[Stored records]
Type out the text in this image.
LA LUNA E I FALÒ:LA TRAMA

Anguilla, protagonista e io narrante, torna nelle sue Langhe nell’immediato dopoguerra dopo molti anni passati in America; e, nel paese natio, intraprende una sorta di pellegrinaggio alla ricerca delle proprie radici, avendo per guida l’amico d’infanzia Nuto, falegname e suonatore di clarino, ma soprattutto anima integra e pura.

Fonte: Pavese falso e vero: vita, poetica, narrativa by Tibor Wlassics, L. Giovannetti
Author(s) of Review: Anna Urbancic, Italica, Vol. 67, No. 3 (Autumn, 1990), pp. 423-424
--
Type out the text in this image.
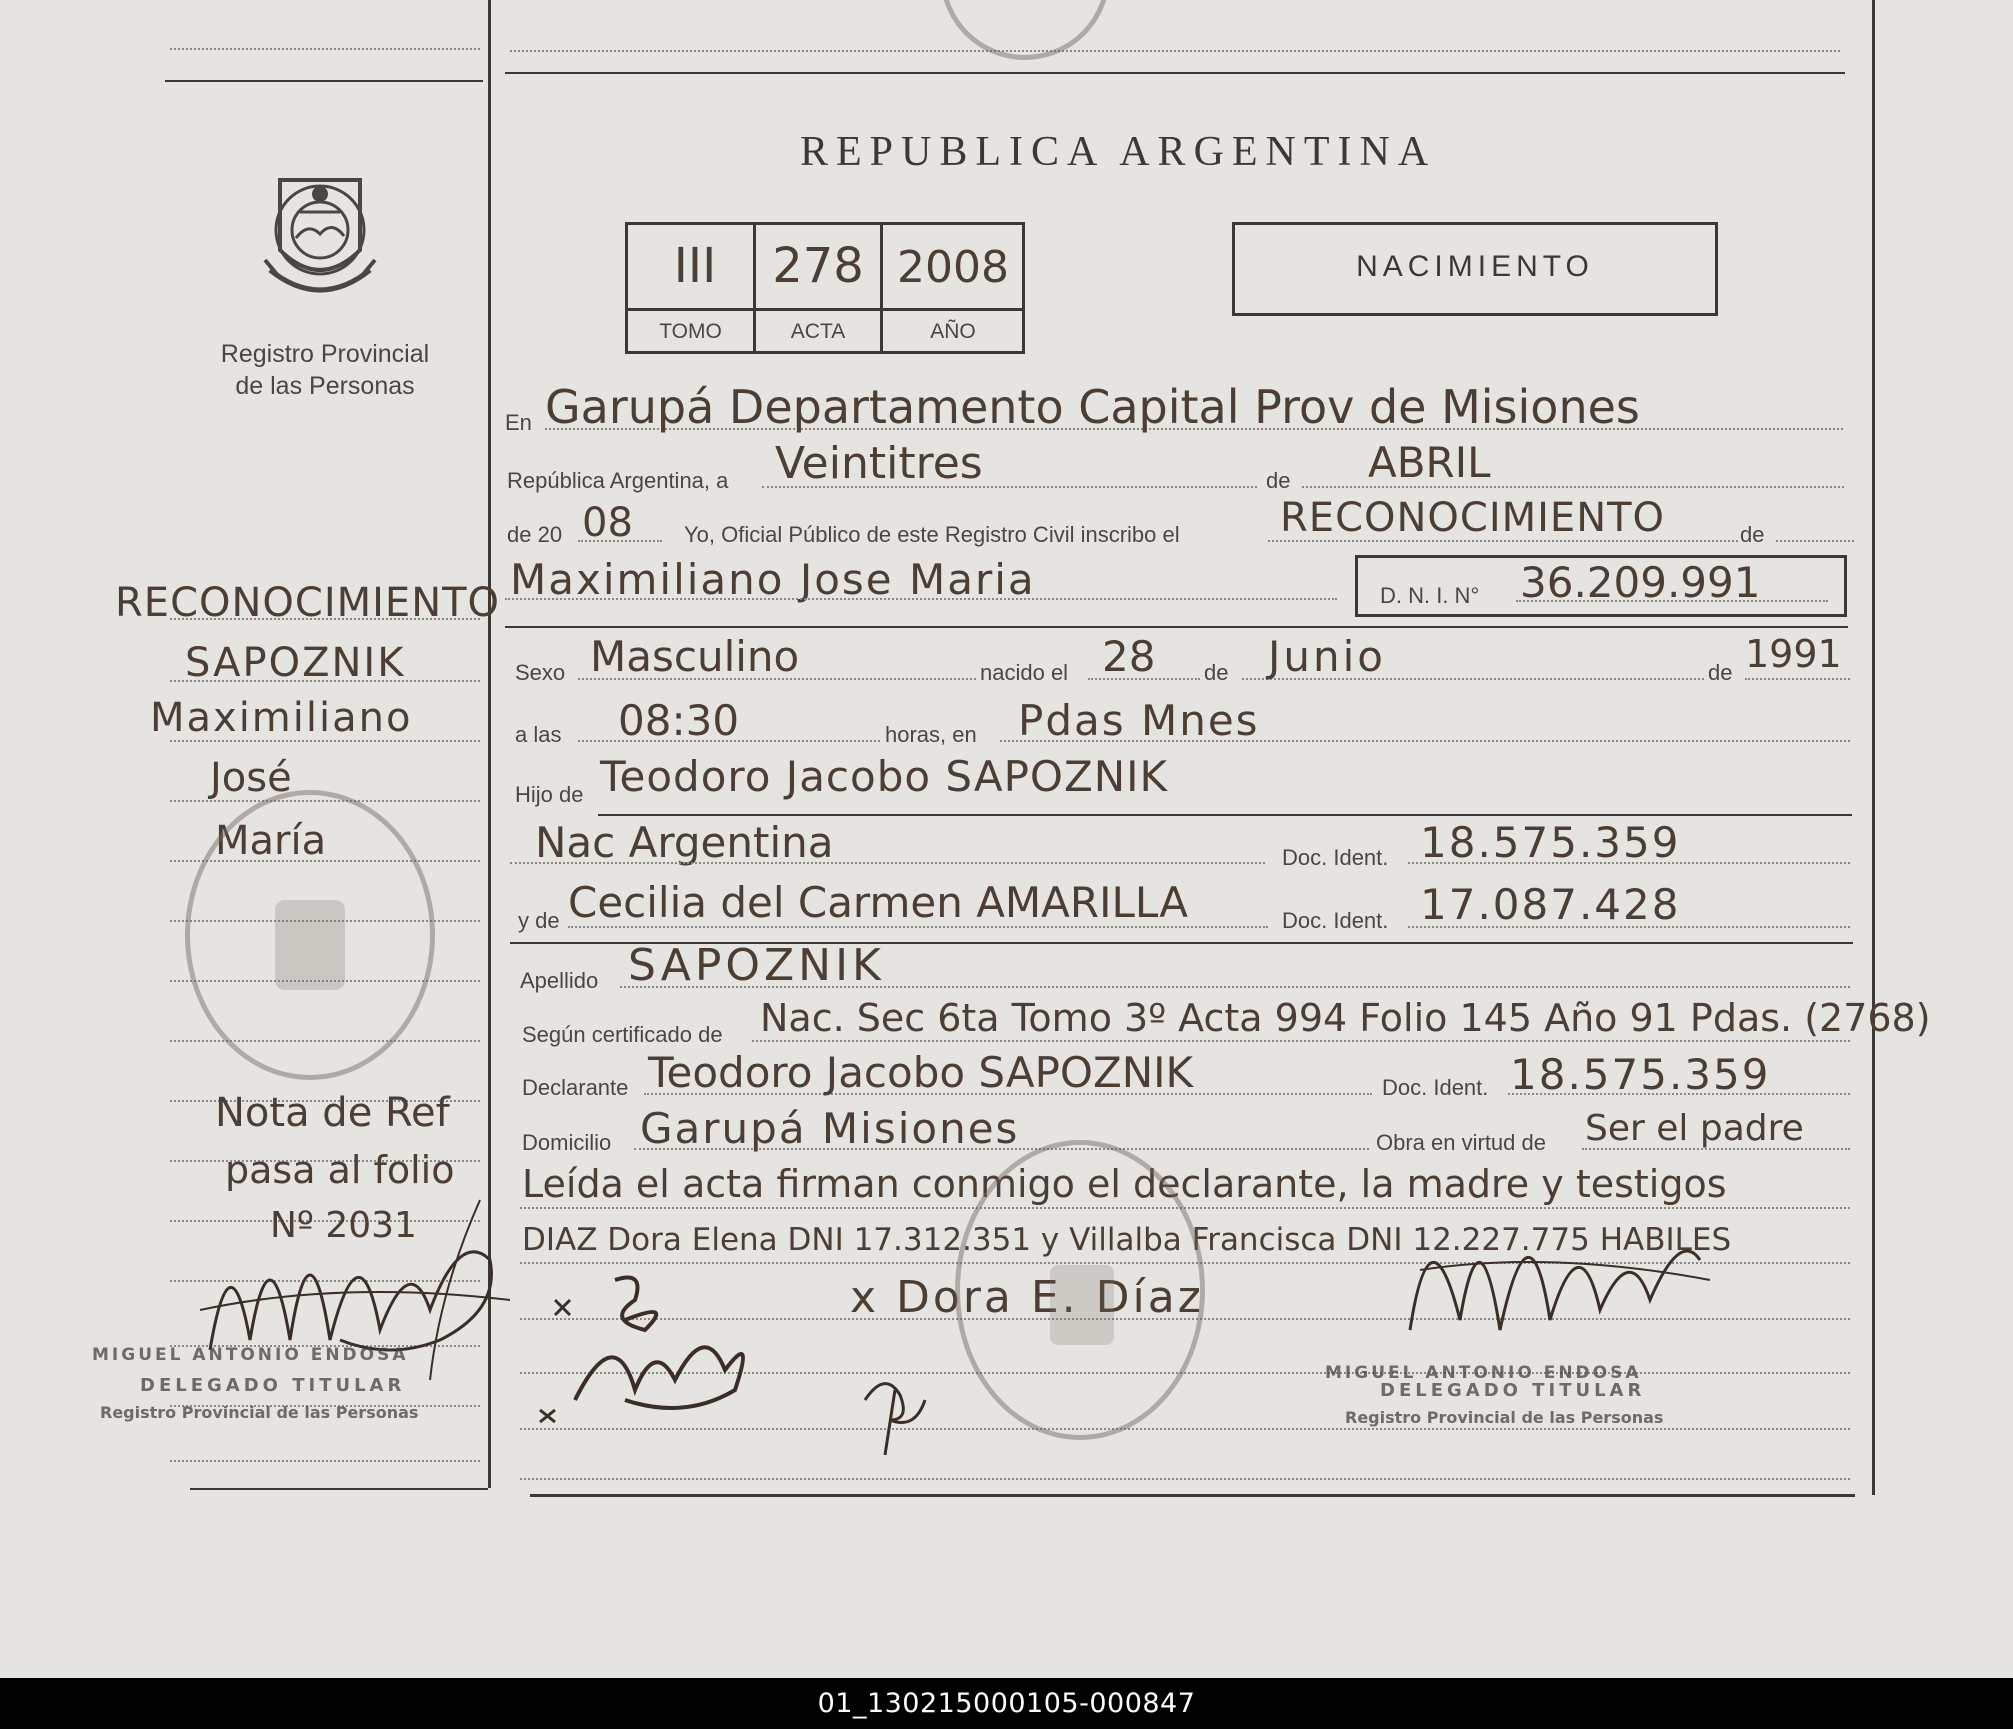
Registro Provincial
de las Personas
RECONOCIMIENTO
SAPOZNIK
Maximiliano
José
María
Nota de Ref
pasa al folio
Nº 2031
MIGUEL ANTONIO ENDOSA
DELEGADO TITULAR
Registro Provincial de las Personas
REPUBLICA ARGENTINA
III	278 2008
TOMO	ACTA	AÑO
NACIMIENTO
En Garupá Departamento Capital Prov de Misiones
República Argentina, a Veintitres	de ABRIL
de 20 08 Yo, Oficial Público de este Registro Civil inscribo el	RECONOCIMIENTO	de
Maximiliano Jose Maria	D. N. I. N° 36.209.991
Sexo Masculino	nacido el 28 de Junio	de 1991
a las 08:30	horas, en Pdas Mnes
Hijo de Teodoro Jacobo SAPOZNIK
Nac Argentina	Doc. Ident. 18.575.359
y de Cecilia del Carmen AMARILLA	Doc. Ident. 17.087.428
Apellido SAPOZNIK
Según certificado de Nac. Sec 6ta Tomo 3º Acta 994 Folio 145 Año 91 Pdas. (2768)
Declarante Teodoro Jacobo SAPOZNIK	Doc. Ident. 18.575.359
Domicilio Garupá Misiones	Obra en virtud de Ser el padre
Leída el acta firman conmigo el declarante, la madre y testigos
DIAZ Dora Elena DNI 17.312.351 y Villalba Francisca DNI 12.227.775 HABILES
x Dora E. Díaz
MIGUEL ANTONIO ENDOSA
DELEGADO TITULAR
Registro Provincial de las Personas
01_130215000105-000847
...
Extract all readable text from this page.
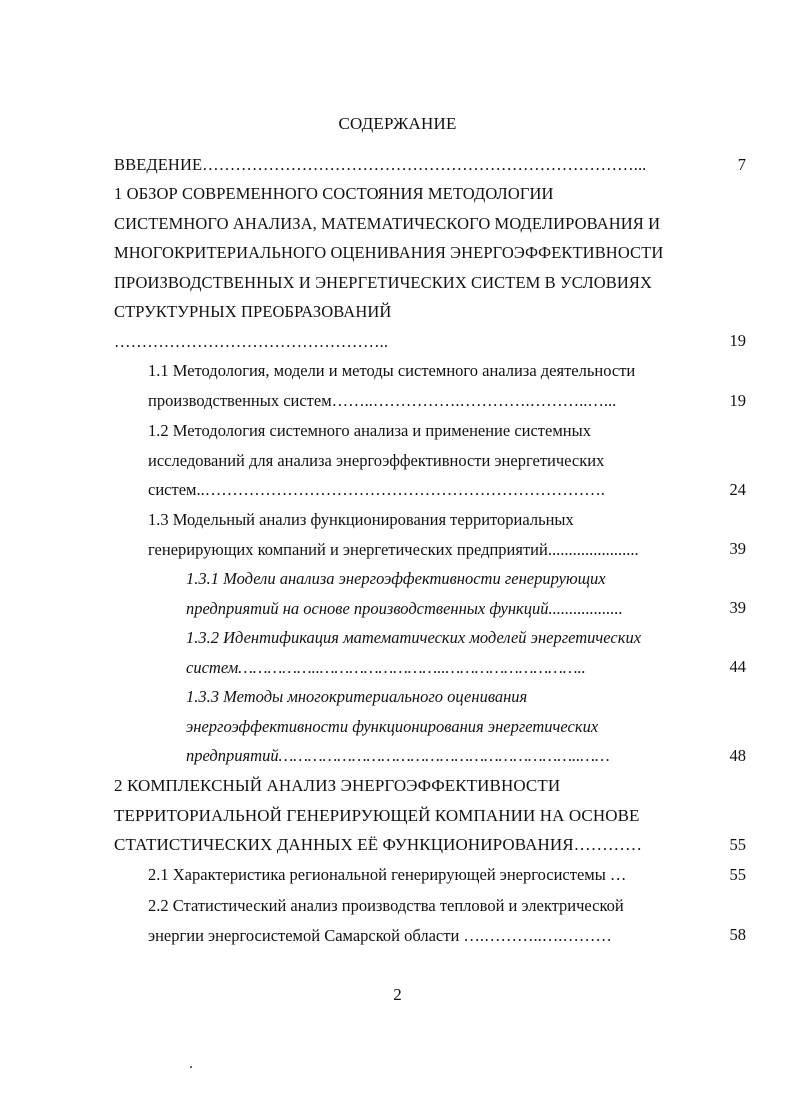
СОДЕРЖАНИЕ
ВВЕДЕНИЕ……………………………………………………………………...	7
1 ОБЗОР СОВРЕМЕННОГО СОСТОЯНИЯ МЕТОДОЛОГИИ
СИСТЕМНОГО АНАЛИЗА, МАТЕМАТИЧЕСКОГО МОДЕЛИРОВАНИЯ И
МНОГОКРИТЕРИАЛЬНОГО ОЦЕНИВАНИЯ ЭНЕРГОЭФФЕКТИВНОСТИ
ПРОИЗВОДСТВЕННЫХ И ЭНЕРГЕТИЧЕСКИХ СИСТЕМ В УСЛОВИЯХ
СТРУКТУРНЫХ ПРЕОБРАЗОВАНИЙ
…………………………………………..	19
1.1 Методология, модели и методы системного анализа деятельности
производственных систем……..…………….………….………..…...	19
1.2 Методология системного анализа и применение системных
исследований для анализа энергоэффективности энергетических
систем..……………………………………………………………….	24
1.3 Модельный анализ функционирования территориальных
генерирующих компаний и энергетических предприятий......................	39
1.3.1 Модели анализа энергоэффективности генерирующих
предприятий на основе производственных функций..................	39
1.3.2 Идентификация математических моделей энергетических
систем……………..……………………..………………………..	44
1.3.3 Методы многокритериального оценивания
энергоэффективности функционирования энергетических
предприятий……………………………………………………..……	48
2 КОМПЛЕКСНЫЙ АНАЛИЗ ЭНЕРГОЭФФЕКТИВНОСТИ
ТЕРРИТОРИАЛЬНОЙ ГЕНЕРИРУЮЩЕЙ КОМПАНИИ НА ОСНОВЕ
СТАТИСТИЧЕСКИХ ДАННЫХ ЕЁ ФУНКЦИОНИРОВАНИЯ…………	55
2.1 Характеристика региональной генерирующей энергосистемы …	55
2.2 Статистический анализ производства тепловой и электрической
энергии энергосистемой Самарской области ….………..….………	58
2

• **Objective**: Which lines hold the word "RECONOCIMIENTO"? Show each one.

• **Exercise response**:
RECONOCIMIENTO
de 20 08 Yo, Oficial Público de este Registro Civil inscribo el	RECONOCIMIENTO	de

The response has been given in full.